Across the entries below, how many lines contain the string "this"? Give only the count.
## START RECORDS SHOWN
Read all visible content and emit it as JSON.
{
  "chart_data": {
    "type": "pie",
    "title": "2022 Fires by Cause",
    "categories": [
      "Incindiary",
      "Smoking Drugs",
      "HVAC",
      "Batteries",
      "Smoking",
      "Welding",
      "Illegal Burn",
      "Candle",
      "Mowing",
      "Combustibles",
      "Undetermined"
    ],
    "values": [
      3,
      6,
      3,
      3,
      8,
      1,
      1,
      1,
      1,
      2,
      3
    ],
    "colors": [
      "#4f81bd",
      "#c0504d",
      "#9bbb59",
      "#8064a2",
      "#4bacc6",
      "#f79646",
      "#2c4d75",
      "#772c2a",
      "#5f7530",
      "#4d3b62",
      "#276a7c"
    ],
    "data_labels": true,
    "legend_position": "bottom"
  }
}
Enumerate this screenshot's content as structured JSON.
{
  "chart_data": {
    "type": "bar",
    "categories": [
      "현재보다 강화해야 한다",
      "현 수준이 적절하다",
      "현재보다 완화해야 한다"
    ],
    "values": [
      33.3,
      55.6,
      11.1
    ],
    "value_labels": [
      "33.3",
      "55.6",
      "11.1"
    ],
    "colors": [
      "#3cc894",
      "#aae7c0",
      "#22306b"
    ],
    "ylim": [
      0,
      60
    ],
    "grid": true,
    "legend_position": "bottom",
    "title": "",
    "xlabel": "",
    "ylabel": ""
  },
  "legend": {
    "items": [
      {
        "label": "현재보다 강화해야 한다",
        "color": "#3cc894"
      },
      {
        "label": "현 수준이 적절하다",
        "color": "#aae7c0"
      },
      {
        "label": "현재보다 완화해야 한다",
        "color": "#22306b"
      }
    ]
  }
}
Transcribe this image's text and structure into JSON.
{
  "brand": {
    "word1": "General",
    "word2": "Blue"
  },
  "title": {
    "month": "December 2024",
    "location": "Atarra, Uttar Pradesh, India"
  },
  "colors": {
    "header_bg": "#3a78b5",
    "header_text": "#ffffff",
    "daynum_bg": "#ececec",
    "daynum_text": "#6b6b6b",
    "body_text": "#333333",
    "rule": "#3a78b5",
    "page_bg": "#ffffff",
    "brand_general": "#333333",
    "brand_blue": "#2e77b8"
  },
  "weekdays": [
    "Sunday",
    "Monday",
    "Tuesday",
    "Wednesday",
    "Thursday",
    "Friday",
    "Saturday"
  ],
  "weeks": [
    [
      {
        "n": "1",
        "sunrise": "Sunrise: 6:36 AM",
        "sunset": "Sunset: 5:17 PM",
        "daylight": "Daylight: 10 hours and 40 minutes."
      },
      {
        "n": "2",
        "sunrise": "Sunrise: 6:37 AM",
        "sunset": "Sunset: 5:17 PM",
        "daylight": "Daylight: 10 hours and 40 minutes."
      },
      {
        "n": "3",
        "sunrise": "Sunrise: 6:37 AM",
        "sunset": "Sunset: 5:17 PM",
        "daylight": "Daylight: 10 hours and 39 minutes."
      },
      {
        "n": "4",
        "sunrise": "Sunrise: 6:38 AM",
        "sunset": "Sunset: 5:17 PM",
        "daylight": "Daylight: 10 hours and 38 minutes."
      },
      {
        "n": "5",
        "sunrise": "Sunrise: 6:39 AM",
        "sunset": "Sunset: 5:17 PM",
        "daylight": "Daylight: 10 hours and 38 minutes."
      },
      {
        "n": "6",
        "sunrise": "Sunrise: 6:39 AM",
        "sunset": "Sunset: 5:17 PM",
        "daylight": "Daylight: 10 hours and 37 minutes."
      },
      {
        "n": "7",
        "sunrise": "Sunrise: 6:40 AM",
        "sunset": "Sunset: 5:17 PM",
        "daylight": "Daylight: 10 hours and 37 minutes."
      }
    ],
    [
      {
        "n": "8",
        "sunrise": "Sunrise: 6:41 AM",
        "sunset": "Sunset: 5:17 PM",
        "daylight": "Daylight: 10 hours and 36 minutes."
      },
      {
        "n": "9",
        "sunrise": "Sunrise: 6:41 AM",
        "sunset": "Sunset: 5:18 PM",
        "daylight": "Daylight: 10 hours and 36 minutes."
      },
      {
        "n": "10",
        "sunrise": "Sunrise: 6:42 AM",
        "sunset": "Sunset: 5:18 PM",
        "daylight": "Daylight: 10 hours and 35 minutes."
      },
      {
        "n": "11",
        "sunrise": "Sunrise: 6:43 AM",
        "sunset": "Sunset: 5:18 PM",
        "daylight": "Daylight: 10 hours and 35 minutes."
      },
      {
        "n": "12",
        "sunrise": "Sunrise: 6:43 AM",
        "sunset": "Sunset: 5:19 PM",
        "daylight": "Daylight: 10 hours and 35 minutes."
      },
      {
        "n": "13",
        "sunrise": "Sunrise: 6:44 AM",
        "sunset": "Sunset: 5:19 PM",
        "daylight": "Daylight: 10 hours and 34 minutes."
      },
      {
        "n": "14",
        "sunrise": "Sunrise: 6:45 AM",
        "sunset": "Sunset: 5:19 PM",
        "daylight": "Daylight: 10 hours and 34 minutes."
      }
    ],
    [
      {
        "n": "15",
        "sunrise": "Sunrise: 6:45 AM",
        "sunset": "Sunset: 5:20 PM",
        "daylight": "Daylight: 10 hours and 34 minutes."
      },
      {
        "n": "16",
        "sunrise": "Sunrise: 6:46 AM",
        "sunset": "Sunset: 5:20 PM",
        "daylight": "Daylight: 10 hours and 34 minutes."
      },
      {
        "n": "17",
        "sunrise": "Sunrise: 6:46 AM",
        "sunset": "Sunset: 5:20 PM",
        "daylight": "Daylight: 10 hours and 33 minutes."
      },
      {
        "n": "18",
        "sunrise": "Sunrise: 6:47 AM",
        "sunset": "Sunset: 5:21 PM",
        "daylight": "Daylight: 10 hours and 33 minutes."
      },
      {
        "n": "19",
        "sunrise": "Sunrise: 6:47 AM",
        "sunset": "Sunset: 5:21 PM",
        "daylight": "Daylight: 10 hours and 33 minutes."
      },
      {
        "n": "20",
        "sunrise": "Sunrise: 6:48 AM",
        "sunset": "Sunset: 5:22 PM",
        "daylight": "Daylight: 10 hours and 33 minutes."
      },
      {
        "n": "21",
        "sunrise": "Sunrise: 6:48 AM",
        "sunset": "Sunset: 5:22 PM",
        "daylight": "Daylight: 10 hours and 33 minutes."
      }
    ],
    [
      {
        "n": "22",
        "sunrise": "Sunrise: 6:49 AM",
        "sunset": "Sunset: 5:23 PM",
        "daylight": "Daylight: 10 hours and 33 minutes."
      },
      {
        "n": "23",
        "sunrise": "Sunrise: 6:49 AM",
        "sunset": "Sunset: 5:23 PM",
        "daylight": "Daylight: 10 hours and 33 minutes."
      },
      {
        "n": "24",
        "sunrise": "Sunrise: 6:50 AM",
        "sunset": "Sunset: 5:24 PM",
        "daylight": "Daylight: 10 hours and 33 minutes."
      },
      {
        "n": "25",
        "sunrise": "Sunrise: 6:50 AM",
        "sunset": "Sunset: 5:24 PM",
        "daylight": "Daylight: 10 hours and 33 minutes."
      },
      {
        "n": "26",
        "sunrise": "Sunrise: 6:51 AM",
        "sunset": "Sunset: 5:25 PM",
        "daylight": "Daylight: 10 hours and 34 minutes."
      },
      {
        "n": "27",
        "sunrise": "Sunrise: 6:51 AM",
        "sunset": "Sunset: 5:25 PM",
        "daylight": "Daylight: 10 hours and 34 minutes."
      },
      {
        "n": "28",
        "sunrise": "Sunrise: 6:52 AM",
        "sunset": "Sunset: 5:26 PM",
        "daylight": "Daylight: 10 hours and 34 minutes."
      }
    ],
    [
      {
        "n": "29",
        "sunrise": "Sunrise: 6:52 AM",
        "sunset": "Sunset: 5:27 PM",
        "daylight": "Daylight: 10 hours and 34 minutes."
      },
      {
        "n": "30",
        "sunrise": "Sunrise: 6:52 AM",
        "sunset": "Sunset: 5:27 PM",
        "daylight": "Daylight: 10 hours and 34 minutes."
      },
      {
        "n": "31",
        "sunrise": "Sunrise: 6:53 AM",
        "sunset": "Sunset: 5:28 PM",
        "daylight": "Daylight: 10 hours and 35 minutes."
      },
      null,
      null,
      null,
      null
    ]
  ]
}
## END RECORDS SHOWN
→ WRITTEN SOLUTION: 2